--- begin Dataset extract ---

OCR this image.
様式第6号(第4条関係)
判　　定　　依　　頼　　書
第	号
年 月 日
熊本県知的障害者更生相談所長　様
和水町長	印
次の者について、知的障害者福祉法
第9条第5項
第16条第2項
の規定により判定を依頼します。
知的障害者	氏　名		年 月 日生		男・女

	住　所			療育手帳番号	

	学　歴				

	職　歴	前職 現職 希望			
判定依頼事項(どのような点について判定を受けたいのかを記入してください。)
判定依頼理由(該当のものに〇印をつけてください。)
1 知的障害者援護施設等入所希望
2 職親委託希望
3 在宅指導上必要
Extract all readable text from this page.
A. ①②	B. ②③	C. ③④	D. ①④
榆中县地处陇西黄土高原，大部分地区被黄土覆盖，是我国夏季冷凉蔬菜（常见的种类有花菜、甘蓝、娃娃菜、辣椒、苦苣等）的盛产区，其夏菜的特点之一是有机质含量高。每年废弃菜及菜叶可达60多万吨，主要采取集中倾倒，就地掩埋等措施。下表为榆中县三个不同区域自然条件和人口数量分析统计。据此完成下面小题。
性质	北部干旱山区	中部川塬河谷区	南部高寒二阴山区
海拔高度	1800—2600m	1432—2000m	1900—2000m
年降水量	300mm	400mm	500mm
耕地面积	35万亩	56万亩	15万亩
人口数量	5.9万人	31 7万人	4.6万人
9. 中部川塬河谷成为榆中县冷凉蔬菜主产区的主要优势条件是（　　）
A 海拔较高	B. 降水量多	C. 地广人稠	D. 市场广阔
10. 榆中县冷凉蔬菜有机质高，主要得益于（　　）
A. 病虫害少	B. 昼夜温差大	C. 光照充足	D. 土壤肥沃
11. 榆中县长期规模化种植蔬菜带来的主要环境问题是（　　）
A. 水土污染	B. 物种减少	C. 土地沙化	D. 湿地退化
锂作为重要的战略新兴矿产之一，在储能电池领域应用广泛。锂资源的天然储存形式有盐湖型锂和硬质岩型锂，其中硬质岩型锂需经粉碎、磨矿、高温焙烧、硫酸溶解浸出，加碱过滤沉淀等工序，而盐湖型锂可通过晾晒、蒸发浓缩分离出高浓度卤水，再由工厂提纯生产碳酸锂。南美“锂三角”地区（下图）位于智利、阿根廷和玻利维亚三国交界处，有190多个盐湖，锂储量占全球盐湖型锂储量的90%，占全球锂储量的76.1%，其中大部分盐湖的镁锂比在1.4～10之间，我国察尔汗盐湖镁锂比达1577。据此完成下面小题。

--- end Dataset extract ---
--- begin Dataset extract ---

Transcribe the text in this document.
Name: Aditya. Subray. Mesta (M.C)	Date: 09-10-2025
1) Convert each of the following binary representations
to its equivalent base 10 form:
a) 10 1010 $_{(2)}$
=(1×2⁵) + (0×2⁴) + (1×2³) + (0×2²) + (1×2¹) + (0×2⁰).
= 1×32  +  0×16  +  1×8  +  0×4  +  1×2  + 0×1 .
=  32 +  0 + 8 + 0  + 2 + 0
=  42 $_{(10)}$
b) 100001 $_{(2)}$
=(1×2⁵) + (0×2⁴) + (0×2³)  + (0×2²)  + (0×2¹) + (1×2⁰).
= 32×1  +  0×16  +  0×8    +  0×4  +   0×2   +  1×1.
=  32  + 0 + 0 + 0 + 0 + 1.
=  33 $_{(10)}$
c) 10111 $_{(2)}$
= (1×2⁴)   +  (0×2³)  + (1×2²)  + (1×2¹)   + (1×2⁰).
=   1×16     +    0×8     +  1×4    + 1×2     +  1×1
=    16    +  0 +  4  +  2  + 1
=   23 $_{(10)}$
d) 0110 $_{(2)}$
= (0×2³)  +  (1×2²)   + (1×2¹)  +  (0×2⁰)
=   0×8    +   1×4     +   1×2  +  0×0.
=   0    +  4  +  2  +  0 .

--- end Dataset extract ---
--- begin Dataset extract ---

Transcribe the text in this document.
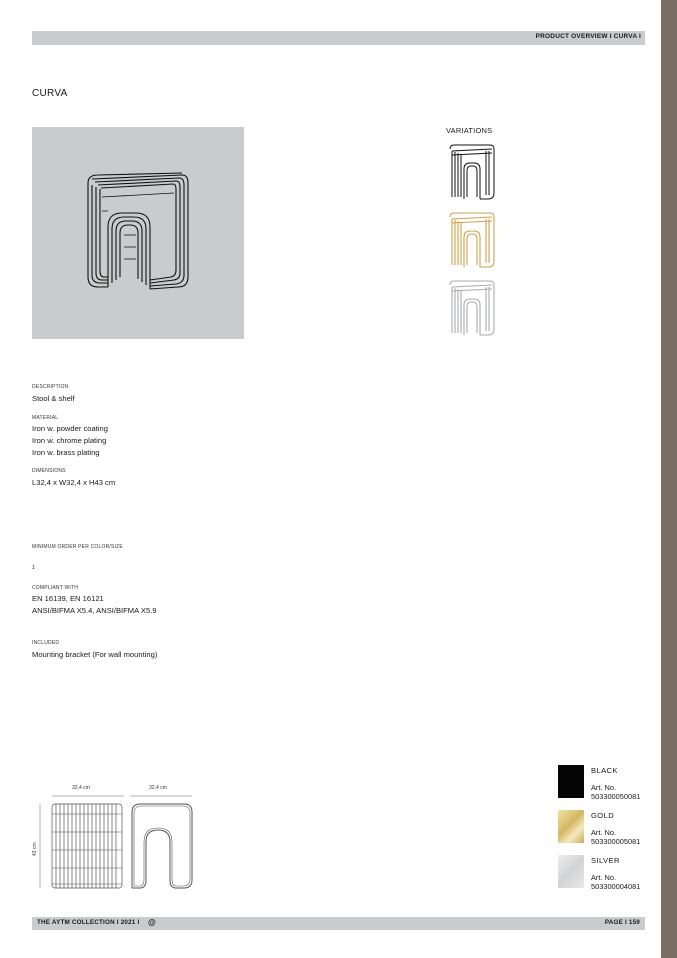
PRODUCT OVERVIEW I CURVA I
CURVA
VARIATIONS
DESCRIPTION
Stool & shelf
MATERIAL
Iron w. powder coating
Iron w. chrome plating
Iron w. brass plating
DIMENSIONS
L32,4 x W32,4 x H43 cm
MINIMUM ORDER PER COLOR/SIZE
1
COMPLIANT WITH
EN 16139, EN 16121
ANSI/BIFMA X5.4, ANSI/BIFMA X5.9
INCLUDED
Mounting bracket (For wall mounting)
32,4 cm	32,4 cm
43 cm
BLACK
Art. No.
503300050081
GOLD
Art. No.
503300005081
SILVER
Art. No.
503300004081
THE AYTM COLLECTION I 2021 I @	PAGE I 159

--- end Dataset extract ---

What is asked → Where a line in the material contains "Iron", copy that line.

Written response →
Iron w. powder coating
Iron w. chrome plating
Iron w. brass plating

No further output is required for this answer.